··· DATA FOR THIS TASK ···

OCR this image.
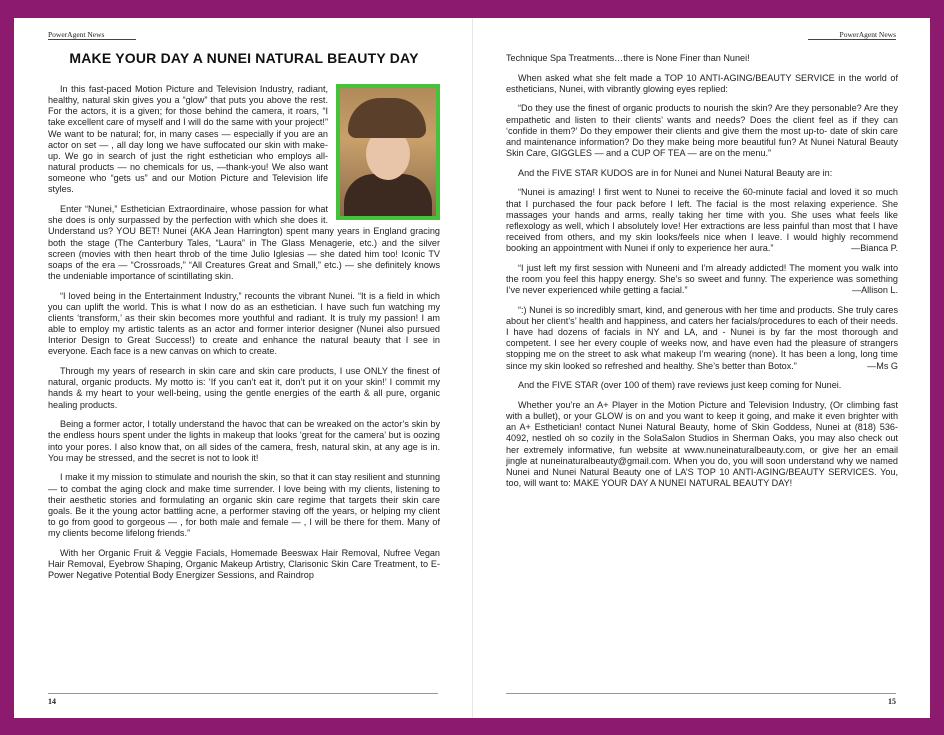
PowerAgent News
MAKE YOUR DAY A NUNEI NATURAL BEAUTY DAY

In this fast-paced Motion Picture and Television Industry, radiant, healthy, natural skin gives you a “glow” that puts you above the rest. For the actors, it is a given; for those behind the camera, it roars, “I take excellent care of myself and I will do the same with your project!” We want to be natural; for, in many cases — especially if you are an actor on set — , all day long we have suffocated our skin with make-up. We go in search of just the right esthetician who employs all-natural products — no chemicals for us, —thank-you! We also want someone who “gets us” and our Motion Picture and Television life styles.

Enter “Nunei,” Esthetician Extraordinaire, whose passion for what she does is only surpassed by the perfection with which she does it. Understand us? YOU BET! Nunei (AKA Jean Harrington) spent many years in England gracing both the stage (The Canterbury Tales, “Laura” in The Glass Menagerie, etc.) and the silver screen (movies with then heart throb of the time Julio Iglesias — she dated him too! Iconic TV soaps of the era — “Crossroads,” “All Creatures Great and Small,” etc.) — she definitely knows the undeniable importance of scintillating skin.

“I loved being in the Entertainment Industry,” recounts the vibrant Nunei. “It is a field in which you can uplift the world. This is what I now do as an esthetician. I have such fun watching my clients ‘transform,’ as their skin becomes more youthful and radiant. It is truly my passion! I am able to employ my artistic talents as an actor and former interior designer (Nunei also pursued Interior Design to Great Success!) to create and enhance the natural beauty that I see in everyone. Each face is a new canvas on which to create.

Through my years of research in skin care and skin care products, I use ONLY the finest of natural, organic products. My motto is: ‘If you can’t eat it, don’t put it on your skin!’ I commit my hands & my heart to your well-being, using the gentle energies of the earth & all pure, organic healing products.

Being a former actor, I totally understand the havoc that can be wreaked on the actor’s skin by the endless hours spent under the lights in makeup that looks ‘great for the camera’ but is oozing into your pores. I also know that, on all sides of the camera, fresh, natural skin, at any age is in. You may be stressed, and the secret is not to look it!

I make it my mission to stimulate and nourish the skin, so that it can stay resilient and stunning — to combat the aging clock and make time surrender. I love being with my clients, listening to their aesthetic stories and formulating an organic skin care regime that targets their skin care goals. Be it the young actor battling acne, a performer staving off the years, or helping my client to go from good to gorgeous — , for both male and female — , I will be there for them. Many of my clients become lifelong friends.”

With her Organic Fruit & Veggie Facials, Homemade Beeswax Hair Removal, Nufree Vegan Hair Removal, Eyebrow Shaping, Organic Makeup Artistry, Clarisonic Skin Care Treatment, to E-Power Negative Potential Body Energizer Sessions, and Raindrop

14
PowerAgent News

Technique Spa Treatments…there is None Finer than Nunei!

When asked what she felt made a TOP 10 ANTI-AGING/BEAUTY SERVICE in the world of estheticians, Nunei, with vibrantly glowing eyes replied:

“Do they use the finest of organic products to nourish the skin? Are they personable? Are they empathetic and listen to their clients’ wants and needs? Does the client feel as if they can ‘confide in them?’ Do they empower their clients and give them the most up-to- date of skin care and maintenance information? Do they make being more beautiful fun? At Nunei Natural Beauty Skin Care, GIGGLES — and a CUP OF TEA — are on the menu.”

And the FIVE STAR KUDOS are in for Nunei and Nunei Natural Beauty are in:

“Nunei is amazing! I first went to Nunei to receive the 60-minute facial and loved it so much that I purchased the four pack before I left. The facial is the most relaxing experience. She massages your hands and arms, really taking her time with you. She uses what feels like reflexology as well, which I absolutely love! Her extractions are less painful than most that I have received from others, and my skin looks/feels nice when I leave. I would highly recommend booking an appointment with Nunei if only to experience her aura.”	—Bianca P.

“I just left my first session with Nuneeni and I’m already addicted! The moment you walk into the room you feel this happy energy. She’s so sweet and funny. The experience was something I’ve never experienced while getting a facial.”	—Allison L.

“:) Nunei is so incredibly smart, kind, and generous with her time and products. She truly cares about her client’s’ health and happiness, and caters her facials/procedures to each of their needs. I have had dozens of facials in NY and LA, and - Nunei is by far the most thorough and competent. I see her every couple of weeks now, and have even had the pleasure of strangers stopping me on the street to ask what makeup I’m wearing (none). It has been a long, long time since my skin looked so refreshed and healthy. She’s better than Botox.”	—Ms G

And the FIVE STAR (over 100 of them) rave reviews just keep coming for Nunei.

Whether you’re an A+ Player in the Motion Picture and Television Industry, (Or climbing fast with a bullet), or your GLOW is on and you want to keep it going, and make it even brighter with an A+ Esthetician! contact Nunei Natural Beauty, home of Skin Goddess, Nunei at (818) 536-4092, nestled oh so cozily in the SolaSalon Studios in Sherman Oaks, you may also check out her extremely informative, fun website at www.nuneinaturalbeauty.com, or give her an email jingle at nuneinaturalbeauty@gmail.com. When you do, you will soon understand why we named Nunei and Nunei Natural Beauty one of LA’S TOP 10 ANTI-AGING/BEAUTY SERVICES. You, too, will want to: MAKE YOUR DAY A NUNEI NATURAL BEAUTY DAY!

15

···

__GOAL__
Which lines of the material contain the string "STAR"? List each of them.

__RESULT FOR THIS EXERCISE__
And the FIVE STAR KUDOS are in for Nunei and Nunei Natural Beauty are in:
And the FIVE STAR (over 100 of them) rave reviews just keep coming for Nunei.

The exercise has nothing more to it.